--- start Data records ---
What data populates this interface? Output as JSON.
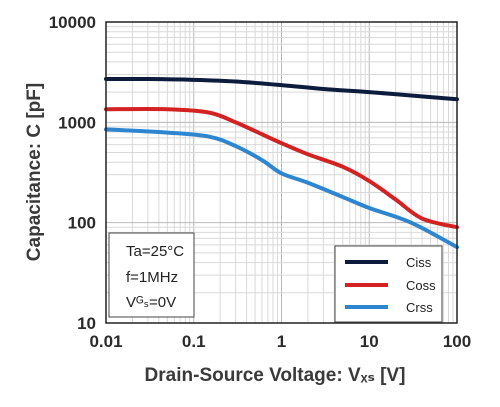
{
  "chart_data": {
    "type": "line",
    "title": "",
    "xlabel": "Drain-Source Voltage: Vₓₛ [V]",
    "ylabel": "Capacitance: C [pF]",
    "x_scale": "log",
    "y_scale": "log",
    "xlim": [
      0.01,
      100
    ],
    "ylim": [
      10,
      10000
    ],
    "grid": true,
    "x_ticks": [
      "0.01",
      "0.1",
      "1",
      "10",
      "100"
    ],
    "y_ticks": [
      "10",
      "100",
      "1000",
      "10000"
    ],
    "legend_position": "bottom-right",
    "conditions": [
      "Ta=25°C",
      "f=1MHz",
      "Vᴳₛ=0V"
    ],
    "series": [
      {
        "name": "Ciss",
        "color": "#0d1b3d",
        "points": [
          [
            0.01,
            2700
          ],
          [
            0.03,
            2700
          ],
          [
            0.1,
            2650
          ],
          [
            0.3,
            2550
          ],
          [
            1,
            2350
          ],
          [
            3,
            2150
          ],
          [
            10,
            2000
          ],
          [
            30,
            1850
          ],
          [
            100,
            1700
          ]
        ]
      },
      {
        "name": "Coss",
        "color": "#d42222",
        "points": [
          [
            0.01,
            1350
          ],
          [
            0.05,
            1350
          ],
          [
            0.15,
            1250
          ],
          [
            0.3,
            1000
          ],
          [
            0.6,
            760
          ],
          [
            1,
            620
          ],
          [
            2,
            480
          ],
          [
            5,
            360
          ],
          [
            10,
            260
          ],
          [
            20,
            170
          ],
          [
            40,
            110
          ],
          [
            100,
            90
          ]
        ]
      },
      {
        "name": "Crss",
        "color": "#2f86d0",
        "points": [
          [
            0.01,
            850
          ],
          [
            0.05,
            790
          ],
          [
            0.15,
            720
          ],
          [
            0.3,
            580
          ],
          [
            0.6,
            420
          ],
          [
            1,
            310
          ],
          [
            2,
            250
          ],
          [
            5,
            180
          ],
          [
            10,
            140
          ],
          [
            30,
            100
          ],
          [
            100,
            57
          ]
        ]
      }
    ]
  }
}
--- end Data records ---
--- start Data records ---
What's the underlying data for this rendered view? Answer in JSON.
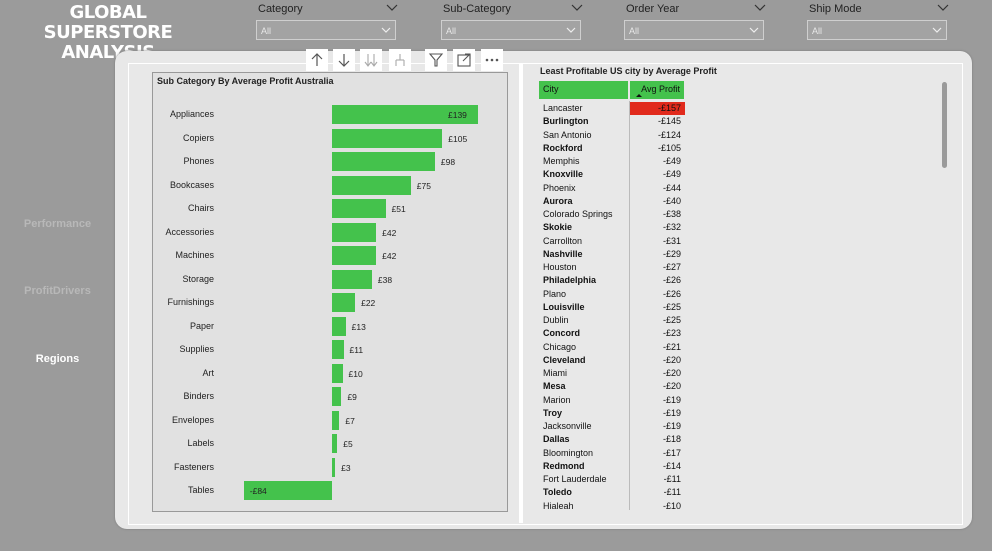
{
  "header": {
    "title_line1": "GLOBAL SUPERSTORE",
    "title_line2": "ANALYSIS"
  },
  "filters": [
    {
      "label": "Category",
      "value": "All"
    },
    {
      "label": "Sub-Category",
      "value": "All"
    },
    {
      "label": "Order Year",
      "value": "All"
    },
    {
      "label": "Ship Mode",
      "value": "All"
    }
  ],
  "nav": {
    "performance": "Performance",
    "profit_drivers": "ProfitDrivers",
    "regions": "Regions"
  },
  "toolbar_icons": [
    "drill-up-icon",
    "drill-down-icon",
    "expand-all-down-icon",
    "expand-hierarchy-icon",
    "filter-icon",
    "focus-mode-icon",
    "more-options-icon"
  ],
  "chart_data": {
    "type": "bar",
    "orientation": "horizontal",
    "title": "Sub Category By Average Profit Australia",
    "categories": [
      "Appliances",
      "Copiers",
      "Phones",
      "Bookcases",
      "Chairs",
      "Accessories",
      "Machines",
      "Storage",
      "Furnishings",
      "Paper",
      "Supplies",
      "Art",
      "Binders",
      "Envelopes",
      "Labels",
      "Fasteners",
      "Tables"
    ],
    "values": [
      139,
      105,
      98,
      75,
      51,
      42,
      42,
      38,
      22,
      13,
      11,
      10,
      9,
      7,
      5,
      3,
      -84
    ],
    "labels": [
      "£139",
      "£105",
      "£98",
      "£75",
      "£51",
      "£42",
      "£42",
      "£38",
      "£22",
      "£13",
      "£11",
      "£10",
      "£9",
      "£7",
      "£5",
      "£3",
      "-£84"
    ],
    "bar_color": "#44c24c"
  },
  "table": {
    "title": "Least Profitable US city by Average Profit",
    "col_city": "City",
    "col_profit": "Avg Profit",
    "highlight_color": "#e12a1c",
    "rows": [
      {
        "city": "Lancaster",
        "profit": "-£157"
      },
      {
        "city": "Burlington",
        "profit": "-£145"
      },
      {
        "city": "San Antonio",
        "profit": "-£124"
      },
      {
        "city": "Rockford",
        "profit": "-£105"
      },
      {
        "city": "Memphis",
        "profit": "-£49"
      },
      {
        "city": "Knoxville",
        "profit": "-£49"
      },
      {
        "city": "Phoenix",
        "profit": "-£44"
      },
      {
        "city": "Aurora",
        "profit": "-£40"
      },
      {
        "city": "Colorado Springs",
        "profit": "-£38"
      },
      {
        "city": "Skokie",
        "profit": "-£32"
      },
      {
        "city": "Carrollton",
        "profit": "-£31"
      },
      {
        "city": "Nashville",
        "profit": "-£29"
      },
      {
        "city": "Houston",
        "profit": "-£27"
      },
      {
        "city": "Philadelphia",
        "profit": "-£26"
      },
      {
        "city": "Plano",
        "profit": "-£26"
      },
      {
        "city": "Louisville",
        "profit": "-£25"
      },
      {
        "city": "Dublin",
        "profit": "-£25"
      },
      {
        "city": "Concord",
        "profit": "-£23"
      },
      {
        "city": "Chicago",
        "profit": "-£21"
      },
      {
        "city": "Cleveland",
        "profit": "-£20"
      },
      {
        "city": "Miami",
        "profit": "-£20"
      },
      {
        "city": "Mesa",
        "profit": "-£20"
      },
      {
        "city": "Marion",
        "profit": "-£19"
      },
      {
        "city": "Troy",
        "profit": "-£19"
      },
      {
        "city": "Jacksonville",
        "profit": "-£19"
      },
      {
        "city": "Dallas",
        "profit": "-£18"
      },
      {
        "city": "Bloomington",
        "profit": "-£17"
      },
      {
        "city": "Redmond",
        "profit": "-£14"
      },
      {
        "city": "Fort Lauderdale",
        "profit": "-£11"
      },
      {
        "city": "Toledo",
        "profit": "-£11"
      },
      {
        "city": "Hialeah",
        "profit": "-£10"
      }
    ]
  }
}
--- end Data records ---
What the task requires
Select all lines in the listing above where the word "down" appears, and show them.

Reply to the task
    "drill-down-icon",
    "expand-all-down-icon",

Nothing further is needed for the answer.